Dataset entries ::
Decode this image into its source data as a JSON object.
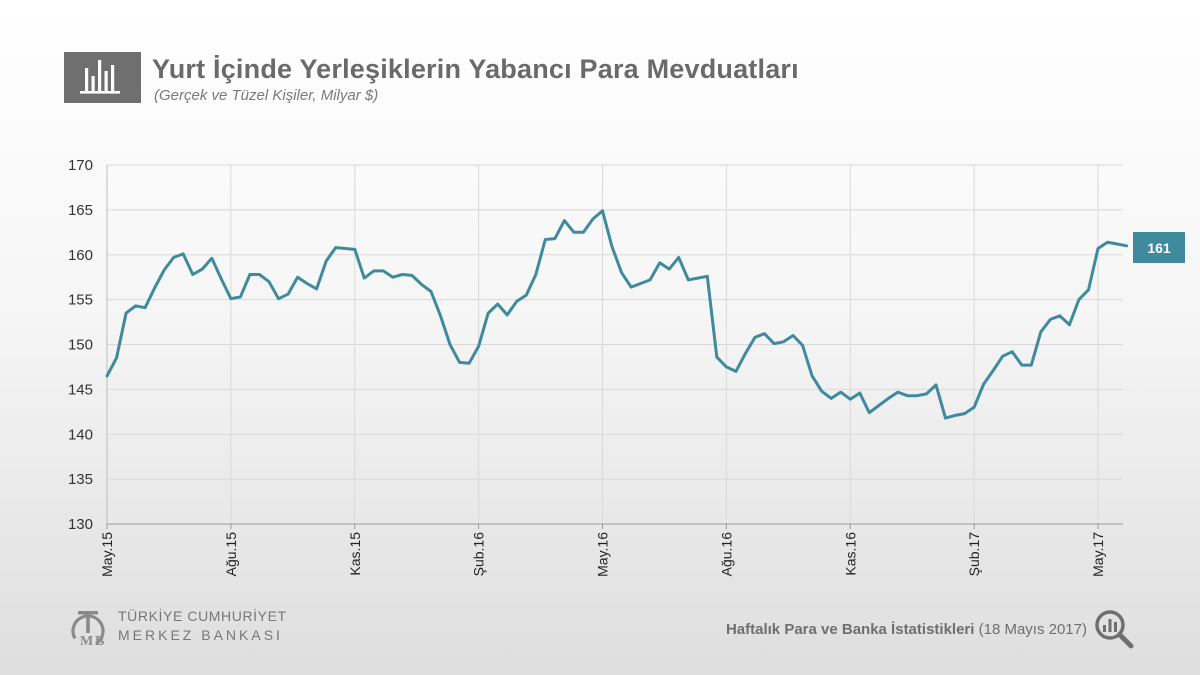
{
  "header": {
    "title": "Yurt İçinde Yerleşiklerin Yabancı Para Mevduatları",
    "subtitle": "(Gerçek ve Tüzel Kişiler, Milyar $)",
    "icon": "bar-chart-icon"
  },
  "latest_value_badge": "161",
  "logo": {
    "line1": "TÜRKİYE CUMHURİYET",
    "line2": "MERKEZ BANKASI",
    "mark": "TCMB"
  },
  "footer": {
    "source_bold": "Haftalık Para ve Banka İstatistikleri",
    "source_date": " (18 Mayıs 2017)",
    "icon": "magnifier-chart-icon"
  },
  "colors": {
    "line": "#3f8a9d",
    "badge": "#3f8a9d",
    "title": "#6a6a6a",
    "icon_bg": "#6f6f6f"
  },
  "chart_data": {
    "type": "line",
    "title": "Yurt İçinde Yerleşiklerin Yabancı Para Mevduatları",
    "subtitle": "(Gerçek ve Tüzel Kişiler, Milyar $)",
    "xlabel": "",
    "ylabel": "",
    "ylim": [
      130,
      170
    ],
    "yticks": [
      130,
      135,
      140,
      145,
      150,
      155,
      160,
      165,
      170
    ],
    "grid": true,
    "frequency": "weekly",
    "x_tick_labels": [
      "May.15",
      "Ağu.15",
      "Kas.15",
      "Şub.16",
      "May.16",
      "Ağu.16",
      "Kas.16",
      "Şub.17",
      "May.17"
    ],
    "x_tick_week_index": [
      0,
      13,
      26,
      39,
      52,
      65,
      78,
      91,
      104
    ],
    "series": [
      {
        "values": [
          146.5,
          148.5,
          153.5,
          154.3,
          154.1,
          156.3,
          158.3,
          159.7,
          160.1,
          157.8,
          158.4,
          159.6,
          157.3,
          155.1,
          155.3,
          157.8,
          157.8,
          157.0,
          155.1,
          155.6,
          157.5,
          156.8,
          156.2,
          159.3,
          160.8,
          160.7,
          160.6,
          157.4,
          158.2,
          158.2,
          157.5,
          157.8,
          157.7,
          156.7,
          155.9,
          153.2,
          150.0,
          148.0,
          147.9,
          149.8,
          153.5,
          154.5,
          153.3,
          154.8,
          155.5,
          157.8,
          161.7,
          161.8,
          163.8,
          162.5,
          162.5,
          164.0,
          164.9,
          160.9,
          158.0,
          156.4,
          156.8,
          157.2,
          159.1,
          158.4,
          159.7,
          157.2,
          157.4,
          157.6,
          148.6,
          147.5,
          147.0,
          149.0,
          150.8,
          151.2,
          150.1,
          150.3,
          151.0,
          149.9,
          146.5,
          144.8,
          144.0,
          144.7,
          143.9,
          144.6,
          142.4,
          143.2,
          144.0,
          144.7,
          144.3,
          144.3,
          144.5,
          145.5,
          141.8,
          142.1,
          142.3,
          143.0,
          145.6,
          147.1,
          148.7,
          149.2,
          147.7,
          147.7,
          151.4,
          152.8,
          153.2,
          152.2,
          155.0,
          156.1,
          160.7,
          161.4,
          161.2,
          161.0
        ]
      }
    ]
  }
}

GOAL OF THE EXERCISE :: Each record above should come back exactly the same, only without its pictures.

SOLUTION TO THIS EXERCISE ::
Decode this image into its source data as a JSON object.
{
  "header": {
    "title": "Yurt İçinde Yerleşiklerin Yabancı Para Mevduatları",
    "subtitle": "(Gerçek ve Tüzel Kişiler, Milyar $)",
    "icon": "bar-chart-icon"
  },
  "latest_value_badge": "161",
  "logo": {
    "line1": "TÜRKİYE CUMHURİYET",
    "line2": "MERKEZ BANKASI",
    "mark": "TCMB"
  },
  "footer": {
    "source_bold": "Haftalık Para ve Banka İstatistikleri",
    "source_date": " (18 Mayıs 2017)",
    "icon": "magnifier-chart-icon"
  },
  "colors": {
    "line": "#3f8a9d",
    "badge": "#3f8a9d",
    "title": "#6a6a6a",
    "icon_bg": "#6f6f6f"
  },
  "chart_data": {
    "type": "line",
    "title": "Yurt İçinde Yerleşiklerin Yabancı Para Mevduatları",
    "subtitle": "(Gerçek ve Tüzel Kişiler, Milyar $)",
    "xlabel": "",
    "ylabel": "",
    "ylim": [
      130,
      170
    ],
    "yticks": [
      130,
      135,
      140,
      145,
      150,
      155,
      160,
      165,
      170
    ],
    "grid": true,
    "frequency": "weekly",
    "x_tick_labels": [
      "May.15",
      "Ağu.15",
      "Kas.15",
      "Şub.16",
      "May.16",
      "Ağu.16",
      "Kas.16",
      "Şub.17",
      "May.17"
    ],
    "x_tick_week_index": [
      0,
      13,
      26,
      39,
      52,
      65,
      78,
      91,
      104
    ],
    "series": [
      {
        "values": [
          146.5,
          148.5,
          153.5,
          154.3,
          154.1,
          156.3,
          158.3,
          159.7,
          160.1,
          157.8,
          158.4,
          159.6,
          157.3,
          155.1,
          155.3,
          157.8,
          157.8,
          157.0,
          155.1,
          155.6,
          157.5,
          156.8,
          156.2,
          159.3,
          160.8,
          160.7,
          160.6,
          157.4,
          158.2,
          158.2,
          157.5,
          157.8,
          157.7,
          156.7,
          155.9,
          153.2,
          150.0,
          148.0,
          147.9,
          149.8,
          153.5,
          154.5,
          153.3,
          154.8,
          155.5,
          157.8,
          161.7,
          161.8,
          163.8,
          162.5,
          162.5,
          164.0,
          164.9,
          160.9,
          158.0,
          156.4,
          156.8,
          157.2,
          159.1,
          158.4,
          159.7,
          157.2,
          157.4,
          157.6,
          148.6,
          147.5,
          147.0,
          149.0,
          150.8,
          151.2,
          150.1,
          150.3,
          151.0,
          149.9,
          146.5,
          144.8,
          144.0,
          144.7,
          143.9,
          144.6,
          142.4,
          143.2,
          144.0,
          144.7,
          144.3,
          144.3,
          144.5,
          145.5,
          141.8,
          142.1,
          142.3,
          143.0,
          145.6,
          147.1,
          148.7,
          149.2,
          147.7,
          147.7,
          151.4,
          152.8,
          153.2,
          152.2,
          155.0,
          156.1,
          160.7,
          161.4,
          161.2,
          161.0
        ]
      }
    ]
  }
}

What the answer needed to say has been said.